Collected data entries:
** START **
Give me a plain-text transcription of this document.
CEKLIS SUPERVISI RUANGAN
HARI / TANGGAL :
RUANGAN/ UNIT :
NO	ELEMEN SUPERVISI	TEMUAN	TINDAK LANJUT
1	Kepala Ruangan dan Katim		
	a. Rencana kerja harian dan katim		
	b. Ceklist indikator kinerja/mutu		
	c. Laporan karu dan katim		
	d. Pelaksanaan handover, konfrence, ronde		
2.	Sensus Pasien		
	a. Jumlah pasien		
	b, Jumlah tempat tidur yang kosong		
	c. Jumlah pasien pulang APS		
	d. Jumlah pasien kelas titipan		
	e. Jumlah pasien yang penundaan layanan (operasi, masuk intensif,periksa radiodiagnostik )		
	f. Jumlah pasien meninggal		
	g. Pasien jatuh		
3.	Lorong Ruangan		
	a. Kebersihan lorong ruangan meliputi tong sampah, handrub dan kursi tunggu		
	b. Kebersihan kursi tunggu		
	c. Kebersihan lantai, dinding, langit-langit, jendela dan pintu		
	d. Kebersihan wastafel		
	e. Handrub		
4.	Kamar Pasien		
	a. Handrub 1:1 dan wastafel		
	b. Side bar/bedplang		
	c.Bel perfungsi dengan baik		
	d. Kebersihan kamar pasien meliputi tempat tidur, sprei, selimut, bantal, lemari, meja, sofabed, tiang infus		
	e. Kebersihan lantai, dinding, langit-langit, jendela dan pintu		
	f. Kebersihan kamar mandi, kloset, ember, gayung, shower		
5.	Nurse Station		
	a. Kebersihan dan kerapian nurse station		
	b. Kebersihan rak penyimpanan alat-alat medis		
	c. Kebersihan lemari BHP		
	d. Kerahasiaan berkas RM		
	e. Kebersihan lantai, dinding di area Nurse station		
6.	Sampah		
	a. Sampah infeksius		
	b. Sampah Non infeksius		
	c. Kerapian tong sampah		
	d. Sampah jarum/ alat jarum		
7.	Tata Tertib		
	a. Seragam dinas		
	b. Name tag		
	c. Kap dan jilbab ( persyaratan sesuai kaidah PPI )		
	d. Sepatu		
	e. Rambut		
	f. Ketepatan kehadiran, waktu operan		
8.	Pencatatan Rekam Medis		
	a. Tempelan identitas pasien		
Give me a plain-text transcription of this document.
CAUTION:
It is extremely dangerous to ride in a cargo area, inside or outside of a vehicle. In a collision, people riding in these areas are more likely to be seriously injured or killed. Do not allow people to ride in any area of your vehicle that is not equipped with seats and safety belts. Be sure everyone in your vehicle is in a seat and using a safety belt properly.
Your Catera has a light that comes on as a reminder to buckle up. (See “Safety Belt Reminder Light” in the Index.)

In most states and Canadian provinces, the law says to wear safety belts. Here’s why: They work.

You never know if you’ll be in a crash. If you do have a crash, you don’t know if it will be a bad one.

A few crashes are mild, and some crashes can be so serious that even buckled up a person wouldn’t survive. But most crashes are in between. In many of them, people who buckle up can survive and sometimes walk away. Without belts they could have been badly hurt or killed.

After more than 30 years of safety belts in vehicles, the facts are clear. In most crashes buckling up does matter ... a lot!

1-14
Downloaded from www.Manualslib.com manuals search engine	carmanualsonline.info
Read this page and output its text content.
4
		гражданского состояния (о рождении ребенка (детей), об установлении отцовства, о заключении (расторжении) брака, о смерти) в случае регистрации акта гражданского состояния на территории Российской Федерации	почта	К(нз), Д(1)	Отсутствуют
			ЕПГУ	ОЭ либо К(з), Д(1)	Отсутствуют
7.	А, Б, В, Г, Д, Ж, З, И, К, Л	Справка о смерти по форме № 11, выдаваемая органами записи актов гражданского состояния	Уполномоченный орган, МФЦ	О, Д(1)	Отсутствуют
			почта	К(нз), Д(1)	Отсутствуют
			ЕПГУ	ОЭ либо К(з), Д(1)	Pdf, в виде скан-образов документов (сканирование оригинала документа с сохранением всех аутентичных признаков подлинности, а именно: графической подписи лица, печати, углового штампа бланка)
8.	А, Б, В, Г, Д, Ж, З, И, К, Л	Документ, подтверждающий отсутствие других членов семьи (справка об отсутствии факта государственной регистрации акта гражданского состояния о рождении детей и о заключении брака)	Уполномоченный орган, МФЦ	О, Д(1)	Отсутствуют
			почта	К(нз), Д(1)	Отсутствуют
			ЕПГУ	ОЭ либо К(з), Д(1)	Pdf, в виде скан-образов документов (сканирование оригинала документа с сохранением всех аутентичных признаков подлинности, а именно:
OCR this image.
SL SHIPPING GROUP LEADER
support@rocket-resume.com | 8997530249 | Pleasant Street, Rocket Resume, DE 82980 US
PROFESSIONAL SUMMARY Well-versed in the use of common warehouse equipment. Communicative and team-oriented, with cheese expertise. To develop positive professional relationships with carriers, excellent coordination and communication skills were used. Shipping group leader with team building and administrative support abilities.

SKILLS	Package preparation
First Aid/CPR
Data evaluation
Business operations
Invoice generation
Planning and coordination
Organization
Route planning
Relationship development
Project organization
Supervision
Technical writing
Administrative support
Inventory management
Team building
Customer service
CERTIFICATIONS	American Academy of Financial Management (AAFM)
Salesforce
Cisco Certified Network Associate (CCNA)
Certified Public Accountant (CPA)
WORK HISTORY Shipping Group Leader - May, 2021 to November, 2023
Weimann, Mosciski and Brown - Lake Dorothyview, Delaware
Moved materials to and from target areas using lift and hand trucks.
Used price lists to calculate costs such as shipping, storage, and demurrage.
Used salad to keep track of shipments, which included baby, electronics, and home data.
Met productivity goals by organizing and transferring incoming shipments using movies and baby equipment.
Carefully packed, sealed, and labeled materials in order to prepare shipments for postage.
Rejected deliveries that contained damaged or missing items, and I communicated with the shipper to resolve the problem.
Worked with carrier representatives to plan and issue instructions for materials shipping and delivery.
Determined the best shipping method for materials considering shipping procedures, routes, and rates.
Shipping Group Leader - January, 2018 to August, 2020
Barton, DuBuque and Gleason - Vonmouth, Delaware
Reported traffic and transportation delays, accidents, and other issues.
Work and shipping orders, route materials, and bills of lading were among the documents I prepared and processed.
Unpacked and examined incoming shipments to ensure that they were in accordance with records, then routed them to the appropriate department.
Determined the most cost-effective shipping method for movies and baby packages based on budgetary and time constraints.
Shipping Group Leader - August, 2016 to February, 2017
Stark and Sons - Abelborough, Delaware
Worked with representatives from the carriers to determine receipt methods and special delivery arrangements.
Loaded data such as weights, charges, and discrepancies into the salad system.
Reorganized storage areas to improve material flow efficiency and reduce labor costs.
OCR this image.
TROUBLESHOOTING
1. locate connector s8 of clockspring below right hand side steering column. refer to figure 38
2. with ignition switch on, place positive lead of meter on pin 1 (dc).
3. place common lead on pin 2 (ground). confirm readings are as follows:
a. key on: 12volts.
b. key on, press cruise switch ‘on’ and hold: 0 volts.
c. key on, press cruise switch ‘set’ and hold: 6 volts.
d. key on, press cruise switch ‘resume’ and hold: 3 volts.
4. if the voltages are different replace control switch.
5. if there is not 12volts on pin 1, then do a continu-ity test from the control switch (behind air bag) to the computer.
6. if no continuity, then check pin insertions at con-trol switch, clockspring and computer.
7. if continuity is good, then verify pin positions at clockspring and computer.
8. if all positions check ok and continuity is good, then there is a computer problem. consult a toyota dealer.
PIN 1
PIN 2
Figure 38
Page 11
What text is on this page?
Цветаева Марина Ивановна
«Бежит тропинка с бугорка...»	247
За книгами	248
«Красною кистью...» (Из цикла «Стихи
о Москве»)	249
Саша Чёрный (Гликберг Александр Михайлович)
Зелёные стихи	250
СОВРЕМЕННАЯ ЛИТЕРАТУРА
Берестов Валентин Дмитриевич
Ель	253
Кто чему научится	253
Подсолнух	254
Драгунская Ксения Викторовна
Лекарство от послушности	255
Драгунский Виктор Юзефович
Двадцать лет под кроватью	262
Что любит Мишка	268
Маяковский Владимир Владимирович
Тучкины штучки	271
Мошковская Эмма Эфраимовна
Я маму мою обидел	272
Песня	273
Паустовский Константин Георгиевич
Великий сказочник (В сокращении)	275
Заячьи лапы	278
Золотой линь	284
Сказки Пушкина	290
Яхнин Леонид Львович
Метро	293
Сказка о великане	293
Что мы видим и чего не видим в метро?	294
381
** END **
Prompt:
Extract every line from the records above that contains the word "August".

Exercise response:
Shipping Group Leader - January, 2018 to August, 2020
Shipping Group Leader - August, 2016 to February, 2017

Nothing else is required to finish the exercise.